Rows from a figure dataset:
>> begin
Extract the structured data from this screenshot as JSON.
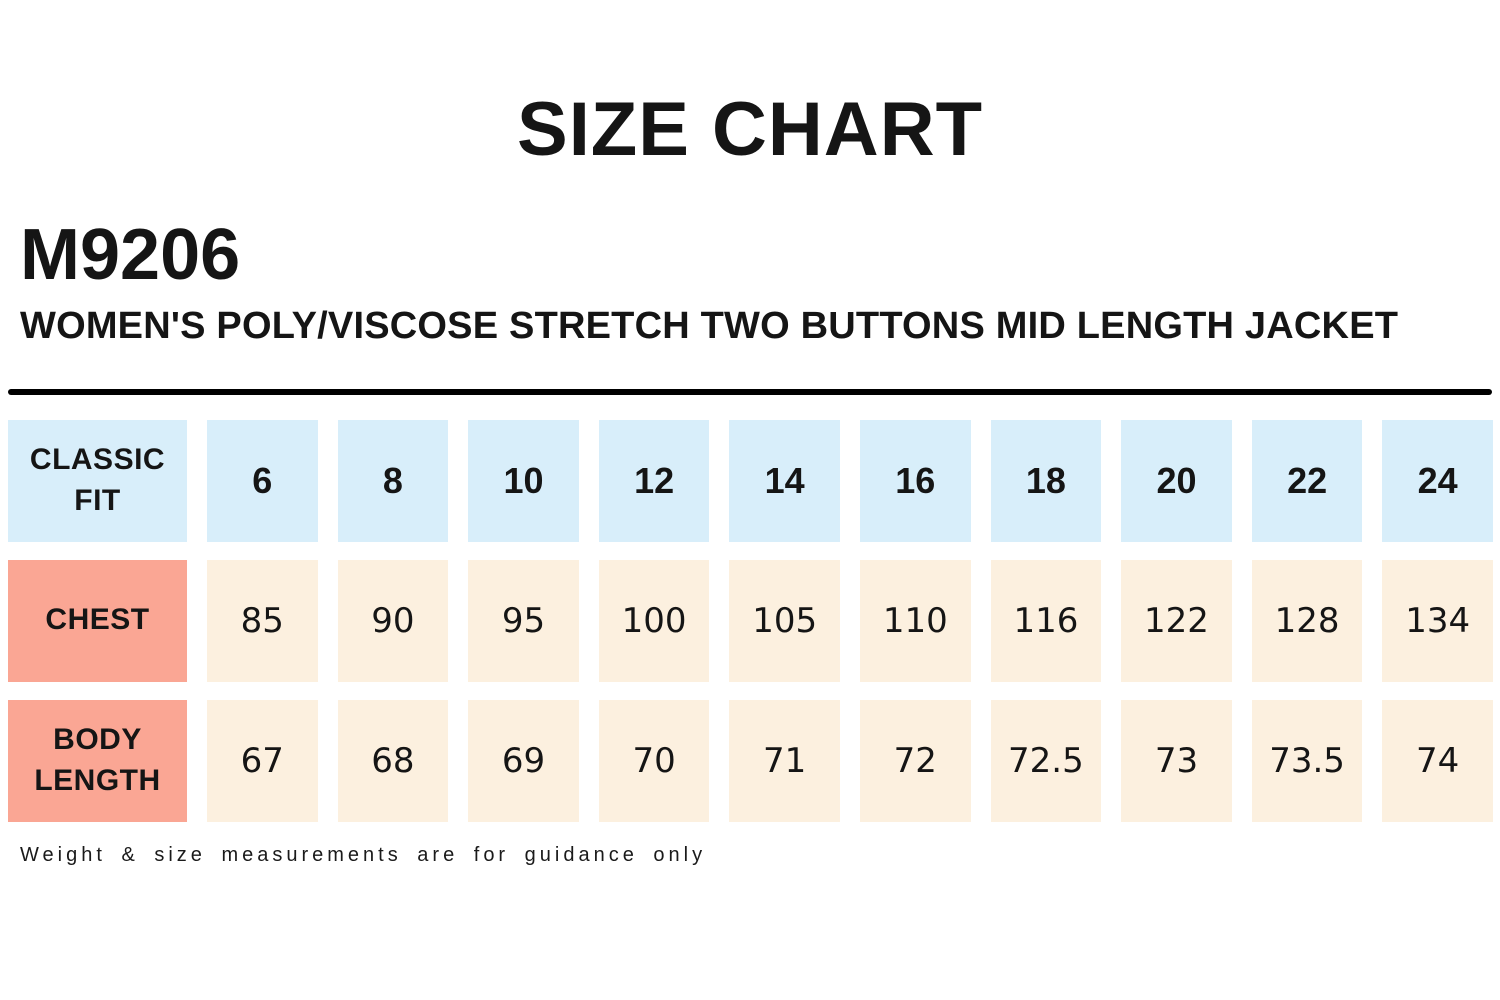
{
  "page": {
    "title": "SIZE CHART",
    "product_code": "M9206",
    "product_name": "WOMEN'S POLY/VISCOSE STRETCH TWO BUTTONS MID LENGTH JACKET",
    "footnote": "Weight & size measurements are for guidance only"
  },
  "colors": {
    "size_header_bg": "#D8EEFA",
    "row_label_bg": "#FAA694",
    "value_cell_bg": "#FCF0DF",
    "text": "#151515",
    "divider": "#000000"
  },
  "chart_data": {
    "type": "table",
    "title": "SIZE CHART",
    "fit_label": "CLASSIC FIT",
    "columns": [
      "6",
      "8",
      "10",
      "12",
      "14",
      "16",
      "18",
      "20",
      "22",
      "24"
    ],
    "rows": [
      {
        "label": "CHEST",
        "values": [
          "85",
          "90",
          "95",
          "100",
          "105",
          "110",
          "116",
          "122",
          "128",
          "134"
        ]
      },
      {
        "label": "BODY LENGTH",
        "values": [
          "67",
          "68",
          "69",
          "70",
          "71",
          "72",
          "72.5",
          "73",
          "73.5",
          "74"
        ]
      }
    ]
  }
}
>> end
*Stated exercise:* Pictures are excluded; repeat every record exactly.

*Finished task:*
Extract the structured data from this screenshot as JSON.
{
  "page": {
    "title": "SIZE CHART",
    "product_code": "M9206",
    "product_name": "WOMEN'S POLY/VISCOSE STRETCH TWO BUTTONS MID LENGTH JACKET",
    "footnote": "Weight & size measurements are for guidance only"
  },
  "colors": {
    "size_header_bg": "#D8EEFA",
    "row_label_bg": "#FAA694",
    "value_cell_bg": "#FCF0DF",
    "text": "#151515",
    "divider": "#000000"
  },
  "chart_data": {
    "type": "table",
    "title": "SIZE CHART",
    "fit_label": "CLASSIC FIT",
    "columns": [
      "6",
      "8",
      "10",
      "12",
      "14",
      "16",
      "18",
      "20",
      "22",
      "24"
    ],
    "rows": [
      {
        "label": "CHEST",
        "values": [
          "85",
          "90",
          "95",
          "100",
          "105",
          "110",
          "116",
          "122",
          "128",
          "134"
        ]
      },
      {
        "label": "BODY LENGTH",
        "values": [
          "67",
          "68",
          "69",
          "70",
          "71",
          "72",
          "72.5",
          "73",
          "73.5",
          "74"
        ]
      }
    ]
  }
}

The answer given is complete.